## GIVEN PROBLEM
State only how many lines below include the string "amino".

** start RECORDS FOR THIS TASK **

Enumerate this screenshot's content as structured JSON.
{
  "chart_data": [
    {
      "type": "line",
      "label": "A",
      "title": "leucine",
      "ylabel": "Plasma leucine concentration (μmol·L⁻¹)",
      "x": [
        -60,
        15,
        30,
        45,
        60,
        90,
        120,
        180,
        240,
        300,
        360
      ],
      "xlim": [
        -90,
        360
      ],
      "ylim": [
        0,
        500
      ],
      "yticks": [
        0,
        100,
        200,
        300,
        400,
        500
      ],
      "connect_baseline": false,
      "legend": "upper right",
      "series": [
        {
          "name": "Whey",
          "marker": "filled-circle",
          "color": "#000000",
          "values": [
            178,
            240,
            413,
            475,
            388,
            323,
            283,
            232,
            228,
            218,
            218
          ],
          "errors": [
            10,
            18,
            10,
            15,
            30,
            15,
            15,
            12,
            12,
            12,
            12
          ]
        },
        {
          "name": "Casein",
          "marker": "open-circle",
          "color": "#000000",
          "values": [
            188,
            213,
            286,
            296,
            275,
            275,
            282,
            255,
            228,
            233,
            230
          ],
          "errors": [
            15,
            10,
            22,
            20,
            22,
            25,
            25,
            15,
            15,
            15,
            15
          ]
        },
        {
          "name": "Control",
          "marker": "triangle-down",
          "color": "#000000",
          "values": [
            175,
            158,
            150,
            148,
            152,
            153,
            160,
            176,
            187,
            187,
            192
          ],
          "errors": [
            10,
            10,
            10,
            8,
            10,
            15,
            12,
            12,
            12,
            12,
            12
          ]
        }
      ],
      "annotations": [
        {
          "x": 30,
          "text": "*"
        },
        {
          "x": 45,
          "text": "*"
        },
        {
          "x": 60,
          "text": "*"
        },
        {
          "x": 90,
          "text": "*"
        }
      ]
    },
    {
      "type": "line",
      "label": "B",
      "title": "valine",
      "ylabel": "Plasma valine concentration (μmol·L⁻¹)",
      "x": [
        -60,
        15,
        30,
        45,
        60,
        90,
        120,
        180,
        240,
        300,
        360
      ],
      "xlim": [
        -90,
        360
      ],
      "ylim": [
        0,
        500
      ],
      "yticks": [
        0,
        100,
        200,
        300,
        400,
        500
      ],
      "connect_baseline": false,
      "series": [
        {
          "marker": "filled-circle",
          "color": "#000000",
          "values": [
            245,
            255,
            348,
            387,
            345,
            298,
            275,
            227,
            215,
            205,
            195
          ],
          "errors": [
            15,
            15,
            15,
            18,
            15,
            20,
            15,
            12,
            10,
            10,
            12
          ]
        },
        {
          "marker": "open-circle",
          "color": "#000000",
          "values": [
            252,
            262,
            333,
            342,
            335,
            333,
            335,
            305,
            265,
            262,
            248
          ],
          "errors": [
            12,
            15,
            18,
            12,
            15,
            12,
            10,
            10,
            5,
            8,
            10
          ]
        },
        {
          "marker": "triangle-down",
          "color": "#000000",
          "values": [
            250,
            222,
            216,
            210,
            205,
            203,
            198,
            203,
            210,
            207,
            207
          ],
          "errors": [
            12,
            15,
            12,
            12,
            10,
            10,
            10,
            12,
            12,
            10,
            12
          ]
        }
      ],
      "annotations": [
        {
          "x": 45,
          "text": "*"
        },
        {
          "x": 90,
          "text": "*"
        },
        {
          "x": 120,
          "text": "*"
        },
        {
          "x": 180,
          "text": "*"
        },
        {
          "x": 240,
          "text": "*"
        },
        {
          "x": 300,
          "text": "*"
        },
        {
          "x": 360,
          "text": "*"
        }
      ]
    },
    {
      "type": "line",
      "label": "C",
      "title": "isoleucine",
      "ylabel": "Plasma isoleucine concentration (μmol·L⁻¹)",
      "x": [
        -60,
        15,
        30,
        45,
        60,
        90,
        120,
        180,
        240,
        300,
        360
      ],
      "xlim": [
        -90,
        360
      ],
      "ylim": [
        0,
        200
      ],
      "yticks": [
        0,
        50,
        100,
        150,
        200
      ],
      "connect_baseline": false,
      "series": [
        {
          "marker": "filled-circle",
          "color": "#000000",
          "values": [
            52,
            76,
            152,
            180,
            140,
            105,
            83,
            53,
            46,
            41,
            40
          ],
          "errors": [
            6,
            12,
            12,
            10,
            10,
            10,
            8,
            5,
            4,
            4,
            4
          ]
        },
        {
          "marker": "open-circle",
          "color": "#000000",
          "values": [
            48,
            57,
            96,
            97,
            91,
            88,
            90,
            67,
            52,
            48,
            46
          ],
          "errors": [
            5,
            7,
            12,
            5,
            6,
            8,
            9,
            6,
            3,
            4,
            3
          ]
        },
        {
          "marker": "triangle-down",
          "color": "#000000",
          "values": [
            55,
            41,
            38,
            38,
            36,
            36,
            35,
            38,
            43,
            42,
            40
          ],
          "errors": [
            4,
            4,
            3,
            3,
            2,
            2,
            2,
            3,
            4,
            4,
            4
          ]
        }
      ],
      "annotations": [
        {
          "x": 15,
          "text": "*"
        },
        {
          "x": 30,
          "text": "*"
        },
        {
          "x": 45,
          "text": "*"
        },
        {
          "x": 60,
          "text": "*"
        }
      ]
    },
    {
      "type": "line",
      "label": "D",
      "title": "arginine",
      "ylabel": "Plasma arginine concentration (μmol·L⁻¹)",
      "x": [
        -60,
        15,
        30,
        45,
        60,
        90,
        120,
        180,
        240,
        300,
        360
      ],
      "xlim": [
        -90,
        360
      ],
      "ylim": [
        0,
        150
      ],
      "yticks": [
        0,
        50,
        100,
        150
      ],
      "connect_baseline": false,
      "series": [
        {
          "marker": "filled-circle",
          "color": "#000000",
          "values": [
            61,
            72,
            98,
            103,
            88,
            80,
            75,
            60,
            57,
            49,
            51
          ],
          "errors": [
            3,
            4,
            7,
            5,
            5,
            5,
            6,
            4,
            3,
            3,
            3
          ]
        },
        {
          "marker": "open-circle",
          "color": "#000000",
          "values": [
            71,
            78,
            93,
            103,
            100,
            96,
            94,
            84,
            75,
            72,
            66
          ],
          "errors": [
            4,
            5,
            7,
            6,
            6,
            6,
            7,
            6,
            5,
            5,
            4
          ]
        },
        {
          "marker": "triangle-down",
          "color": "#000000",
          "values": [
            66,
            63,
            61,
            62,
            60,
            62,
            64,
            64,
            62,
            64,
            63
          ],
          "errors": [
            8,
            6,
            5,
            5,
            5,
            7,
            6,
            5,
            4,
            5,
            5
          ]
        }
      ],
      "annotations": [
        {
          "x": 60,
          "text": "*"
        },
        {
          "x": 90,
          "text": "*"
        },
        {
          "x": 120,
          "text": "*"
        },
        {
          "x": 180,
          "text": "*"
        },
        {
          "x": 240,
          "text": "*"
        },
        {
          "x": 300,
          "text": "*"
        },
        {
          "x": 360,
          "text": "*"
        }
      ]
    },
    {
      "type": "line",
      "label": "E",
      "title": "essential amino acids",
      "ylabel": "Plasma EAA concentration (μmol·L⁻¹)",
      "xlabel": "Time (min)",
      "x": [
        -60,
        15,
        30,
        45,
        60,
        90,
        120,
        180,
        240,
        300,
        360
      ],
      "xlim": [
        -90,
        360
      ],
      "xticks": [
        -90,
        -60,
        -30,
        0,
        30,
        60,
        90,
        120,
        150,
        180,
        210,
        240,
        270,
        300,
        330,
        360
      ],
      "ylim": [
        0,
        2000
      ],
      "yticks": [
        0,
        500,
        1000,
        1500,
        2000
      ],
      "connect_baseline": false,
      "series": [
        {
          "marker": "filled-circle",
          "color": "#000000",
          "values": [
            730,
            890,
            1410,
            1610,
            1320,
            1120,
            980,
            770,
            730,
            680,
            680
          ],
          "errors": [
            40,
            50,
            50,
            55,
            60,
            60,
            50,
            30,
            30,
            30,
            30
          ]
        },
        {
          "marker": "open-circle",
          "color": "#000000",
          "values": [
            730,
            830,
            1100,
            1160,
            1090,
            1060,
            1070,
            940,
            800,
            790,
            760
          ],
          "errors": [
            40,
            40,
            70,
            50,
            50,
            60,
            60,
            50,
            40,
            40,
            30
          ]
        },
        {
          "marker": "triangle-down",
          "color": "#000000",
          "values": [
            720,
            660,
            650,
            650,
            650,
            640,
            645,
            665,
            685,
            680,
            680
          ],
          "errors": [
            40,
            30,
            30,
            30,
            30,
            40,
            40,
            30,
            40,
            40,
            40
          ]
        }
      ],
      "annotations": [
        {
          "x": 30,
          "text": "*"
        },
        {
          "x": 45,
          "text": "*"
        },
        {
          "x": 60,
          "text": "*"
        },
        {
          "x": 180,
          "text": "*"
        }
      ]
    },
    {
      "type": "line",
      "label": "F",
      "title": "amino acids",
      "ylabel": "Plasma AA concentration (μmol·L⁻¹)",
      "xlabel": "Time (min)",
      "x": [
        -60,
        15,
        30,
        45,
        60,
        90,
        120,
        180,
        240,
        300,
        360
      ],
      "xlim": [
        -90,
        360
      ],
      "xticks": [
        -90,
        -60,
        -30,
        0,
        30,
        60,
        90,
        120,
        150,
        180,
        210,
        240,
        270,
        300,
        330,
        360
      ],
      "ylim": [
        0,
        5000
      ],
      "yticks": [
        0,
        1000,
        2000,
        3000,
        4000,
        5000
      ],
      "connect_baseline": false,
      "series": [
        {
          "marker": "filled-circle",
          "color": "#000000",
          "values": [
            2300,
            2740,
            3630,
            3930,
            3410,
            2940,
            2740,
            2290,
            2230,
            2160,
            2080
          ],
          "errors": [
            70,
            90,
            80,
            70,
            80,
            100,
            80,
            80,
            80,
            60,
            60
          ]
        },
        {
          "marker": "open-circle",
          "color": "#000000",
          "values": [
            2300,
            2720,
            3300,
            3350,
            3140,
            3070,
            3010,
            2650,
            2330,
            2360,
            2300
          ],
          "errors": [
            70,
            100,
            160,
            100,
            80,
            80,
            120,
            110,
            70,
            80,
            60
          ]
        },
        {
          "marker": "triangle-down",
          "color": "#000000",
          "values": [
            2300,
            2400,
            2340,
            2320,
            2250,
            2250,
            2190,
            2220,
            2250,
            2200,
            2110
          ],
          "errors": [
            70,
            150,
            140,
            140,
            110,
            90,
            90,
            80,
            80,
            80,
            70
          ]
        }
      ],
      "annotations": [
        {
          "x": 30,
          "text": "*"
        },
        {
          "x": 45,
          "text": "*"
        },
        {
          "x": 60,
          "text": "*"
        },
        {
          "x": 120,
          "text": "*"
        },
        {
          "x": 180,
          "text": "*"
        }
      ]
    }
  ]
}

** end RECORDS FOR THIS TASK **

## RESPONSE
2